__Short exercise__.
For each line below that contains the string "Africans", copy that line.

__Given records__.

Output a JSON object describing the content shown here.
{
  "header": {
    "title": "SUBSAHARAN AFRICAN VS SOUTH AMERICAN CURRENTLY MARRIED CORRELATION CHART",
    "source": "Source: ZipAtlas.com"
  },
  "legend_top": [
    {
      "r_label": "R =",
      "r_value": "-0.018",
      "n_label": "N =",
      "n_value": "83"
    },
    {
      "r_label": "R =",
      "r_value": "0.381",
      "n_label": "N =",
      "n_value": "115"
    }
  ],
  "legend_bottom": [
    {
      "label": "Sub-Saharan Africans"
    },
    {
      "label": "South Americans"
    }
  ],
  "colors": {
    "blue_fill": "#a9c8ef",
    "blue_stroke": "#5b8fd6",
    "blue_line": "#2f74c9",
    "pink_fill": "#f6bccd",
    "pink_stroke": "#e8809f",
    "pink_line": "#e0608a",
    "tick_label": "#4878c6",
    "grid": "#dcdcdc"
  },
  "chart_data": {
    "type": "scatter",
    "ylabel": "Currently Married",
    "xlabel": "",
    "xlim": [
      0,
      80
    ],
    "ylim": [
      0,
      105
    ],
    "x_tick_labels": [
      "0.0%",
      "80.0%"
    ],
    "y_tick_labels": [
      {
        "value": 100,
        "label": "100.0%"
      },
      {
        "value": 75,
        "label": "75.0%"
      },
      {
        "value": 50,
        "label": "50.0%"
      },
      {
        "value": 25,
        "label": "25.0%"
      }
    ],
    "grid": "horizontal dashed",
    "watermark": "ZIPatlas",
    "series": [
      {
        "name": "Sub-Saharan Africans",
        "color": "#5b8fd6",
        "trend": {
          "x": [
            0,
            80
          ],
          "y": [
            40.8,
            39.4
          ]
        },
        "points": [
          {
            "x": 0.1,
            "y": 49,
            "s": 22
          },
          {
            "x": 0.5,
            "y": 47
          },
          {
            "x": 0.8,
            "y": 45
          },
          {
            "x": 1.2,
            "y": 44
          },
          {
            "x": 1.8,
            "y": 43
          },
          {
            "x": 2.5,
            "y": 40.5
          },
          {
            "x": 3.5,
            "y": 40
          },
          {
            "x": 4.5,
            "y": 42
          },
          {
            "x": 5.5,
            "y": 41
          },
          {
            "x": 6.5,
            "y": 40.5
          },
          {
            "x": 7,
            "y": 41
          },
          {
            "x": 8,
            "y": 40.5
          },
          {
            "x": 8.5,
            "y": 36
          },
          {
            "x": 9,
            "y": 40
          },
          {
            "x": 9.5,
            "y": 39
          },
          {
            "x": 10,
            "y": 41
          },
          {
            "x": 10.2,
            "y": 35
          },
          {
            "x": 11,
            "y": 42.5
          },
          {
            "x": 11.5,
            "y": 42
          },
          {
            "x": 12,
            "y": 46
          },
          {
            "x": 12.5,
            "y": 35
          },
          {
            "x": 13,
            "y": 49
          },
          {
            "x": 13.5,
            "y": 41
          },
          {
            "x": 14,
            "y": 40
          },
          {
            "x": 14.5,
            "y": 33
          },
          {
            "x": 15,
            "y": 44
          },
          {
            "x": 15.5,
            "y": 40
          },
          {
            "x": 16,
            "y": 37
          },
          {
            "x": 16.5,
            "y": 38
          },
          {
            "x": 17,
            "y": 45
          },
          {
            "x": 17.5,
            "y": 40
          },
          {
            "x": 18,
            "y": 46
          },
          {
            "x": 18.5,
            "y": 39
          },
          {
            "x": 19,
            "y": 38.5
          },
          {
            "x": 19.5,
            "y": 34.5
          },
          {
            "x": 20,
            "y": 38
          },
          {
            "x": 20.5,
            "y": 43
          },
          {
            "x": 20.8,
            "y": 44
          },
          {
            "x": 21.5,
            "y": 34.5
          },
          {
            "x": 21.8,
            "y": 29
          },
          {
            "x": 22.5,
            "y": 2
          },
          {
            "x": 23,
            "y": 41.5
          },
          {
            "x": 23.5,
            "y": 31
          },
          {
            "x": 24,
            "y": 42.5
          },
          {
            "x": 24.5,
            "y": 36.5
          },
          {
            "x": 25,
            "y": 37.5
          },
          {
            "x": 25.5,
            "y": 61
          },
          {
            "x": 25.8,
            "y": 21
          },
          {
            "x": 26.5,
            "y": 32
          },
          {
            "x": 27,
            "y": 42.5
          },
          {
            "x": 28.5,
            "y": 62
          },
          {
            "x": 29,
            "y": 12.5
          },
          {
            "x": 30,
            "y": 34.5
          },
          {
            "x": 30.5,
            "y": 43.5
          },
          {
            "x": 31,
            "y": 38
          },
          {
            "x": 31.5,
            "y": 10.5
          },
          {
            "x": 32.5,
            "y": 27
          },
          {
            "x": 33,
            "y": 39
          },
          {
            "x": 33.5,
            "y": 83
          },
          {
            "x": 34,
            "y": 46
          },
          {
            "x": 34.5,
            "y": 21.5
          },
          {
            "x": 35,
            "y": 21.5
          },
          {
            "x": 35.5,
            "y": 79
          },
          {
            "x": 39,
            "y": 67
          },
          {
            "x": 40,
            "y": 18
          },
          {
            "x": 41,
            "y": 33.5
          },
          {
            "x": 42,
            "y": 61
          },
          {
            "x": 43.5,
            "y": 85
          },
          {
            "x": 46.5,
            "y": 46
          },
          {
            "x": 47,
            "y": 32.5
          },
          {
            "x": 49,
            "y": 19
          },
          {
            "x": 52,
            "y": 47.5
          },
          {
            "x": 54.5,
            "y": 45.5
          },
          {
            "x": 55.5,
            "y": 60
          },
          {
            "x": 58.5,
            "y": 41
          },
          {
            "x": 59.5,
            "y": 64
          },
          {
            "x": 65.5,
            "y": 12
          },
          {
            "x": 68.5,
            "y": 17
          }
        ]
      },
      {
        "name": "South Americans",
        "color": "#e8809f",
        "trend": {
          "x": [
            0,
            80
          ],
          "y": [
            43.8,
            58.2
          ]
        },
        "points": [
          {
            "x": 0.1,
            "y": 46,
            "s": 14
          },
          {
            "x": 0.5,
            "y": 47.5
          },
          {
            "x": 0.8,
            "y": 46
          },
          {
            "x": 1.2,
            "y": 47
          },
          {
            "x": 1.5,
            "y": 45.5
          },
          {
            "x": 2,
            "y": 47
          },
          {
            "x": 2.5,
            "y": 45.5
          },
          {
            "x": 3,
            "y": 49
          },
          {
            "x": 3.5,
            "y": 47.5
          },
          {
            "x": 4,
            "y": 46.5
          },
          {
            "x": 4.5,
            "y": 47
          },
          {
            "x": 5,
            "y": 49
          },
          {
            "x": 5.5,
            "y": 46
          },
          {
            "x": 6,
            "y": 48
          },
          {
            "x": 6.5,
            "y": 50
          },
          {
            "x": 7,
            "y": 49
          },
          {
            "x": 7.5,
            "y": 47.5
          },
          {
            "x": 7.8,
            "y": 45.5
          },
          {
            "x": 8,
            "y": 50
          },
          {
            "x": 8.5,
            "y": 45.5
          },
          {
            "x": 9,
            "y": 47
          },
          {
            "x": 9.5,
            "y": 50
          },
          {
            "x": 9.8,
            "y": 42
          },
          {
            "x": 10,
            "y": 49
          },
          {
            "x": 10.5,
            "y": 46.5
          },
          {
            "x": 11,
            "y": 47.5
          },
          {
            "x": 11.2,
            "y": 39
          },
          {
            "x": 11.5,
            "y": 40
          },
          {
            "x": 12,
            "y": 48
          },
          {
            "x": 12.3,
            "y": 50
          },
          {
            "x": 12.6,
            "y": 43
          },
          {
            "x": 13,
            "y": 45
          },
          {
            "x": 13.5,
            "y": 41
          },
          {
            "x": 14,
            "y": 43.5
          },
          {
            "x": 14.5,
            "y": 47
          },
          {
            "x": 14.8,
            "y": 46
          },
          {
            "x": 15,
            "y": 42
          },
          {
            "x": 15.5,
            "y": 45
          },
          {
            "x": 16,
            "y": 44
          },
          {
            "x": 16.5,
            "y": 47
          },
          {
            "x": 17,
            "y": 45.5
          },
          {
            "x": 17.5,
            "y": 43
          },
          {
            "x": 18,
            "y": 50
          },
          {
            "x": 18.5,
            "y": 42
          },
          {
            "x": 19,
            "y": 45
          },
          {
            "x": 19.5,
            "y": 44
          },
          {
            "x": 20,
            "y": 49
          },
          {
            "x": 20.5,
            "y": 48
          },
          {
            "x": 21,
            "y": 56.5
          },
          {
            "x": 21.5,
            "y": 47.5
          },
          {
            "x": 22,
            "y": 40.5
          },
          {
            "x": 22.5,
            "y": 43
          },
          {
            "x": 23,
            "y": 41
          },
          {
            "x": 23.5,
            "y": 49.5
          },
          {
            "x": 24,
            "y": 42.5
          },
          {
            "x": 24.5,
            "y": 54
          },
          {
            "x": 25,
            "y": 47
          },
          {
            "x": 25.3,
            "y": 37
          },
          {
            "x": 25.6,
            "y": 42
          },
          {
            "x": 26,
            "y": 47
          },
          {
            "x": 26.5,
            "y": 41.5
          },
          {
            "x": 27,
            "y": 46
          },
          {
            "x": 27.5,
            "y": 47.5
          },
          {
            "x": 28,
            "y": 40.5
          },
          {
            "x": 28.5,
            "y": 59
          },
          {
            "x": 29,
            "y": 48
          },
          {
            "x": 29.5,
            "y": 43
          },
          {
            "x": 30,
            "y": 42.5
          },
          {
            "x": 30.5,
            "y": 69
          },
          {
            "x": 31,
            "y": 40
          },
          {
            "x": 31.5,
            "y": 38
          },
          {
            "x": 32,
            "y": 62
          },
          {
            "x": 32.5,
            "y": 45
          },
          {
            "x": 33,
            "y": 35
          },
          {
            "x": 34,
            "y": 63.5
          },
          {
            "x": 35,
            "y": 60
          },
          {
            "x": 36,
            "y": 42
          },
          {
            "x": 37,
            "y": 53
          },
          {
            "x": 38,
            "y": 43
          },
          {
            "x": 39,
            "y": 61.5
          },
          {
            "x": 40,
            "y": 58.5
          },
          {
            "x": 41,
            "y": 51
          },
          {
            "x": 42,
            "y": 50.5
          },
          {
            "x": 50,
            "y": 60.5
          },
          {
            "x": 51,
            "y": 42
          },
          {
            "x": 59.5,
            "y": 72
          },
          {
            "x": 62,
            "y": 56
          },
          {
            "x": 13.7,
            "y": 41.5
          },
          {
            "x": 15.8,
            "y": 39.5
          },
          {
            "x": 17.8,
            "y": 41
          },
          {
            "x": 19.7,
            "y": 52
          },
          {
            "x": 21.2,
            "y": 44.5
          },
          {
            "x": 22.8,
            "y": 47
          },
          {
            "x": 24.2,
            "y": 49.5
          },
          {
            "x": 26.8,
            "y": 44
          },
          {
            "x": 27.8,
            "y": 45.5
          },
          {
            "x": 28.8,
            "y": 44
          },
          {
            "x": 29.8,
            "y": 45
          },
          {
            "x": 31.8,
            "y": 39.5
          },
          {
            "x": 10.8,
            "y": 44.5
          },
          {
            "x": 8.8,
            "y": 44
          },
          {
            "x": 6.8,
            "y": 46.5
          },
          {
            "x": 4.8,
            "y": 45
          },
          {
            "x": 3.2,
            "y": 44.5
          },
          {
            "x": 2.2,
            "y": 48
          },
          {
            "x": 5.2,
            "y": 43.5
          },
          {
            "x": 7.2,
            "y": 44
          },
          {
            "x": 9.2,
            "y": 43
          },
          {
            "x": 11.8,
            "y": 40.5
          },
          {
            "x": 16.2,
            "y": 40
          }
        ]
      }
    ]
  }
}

__Complete response__.
      "label": "Sub-Saharan Africans"
        "name": "Sub-Saharan Africans",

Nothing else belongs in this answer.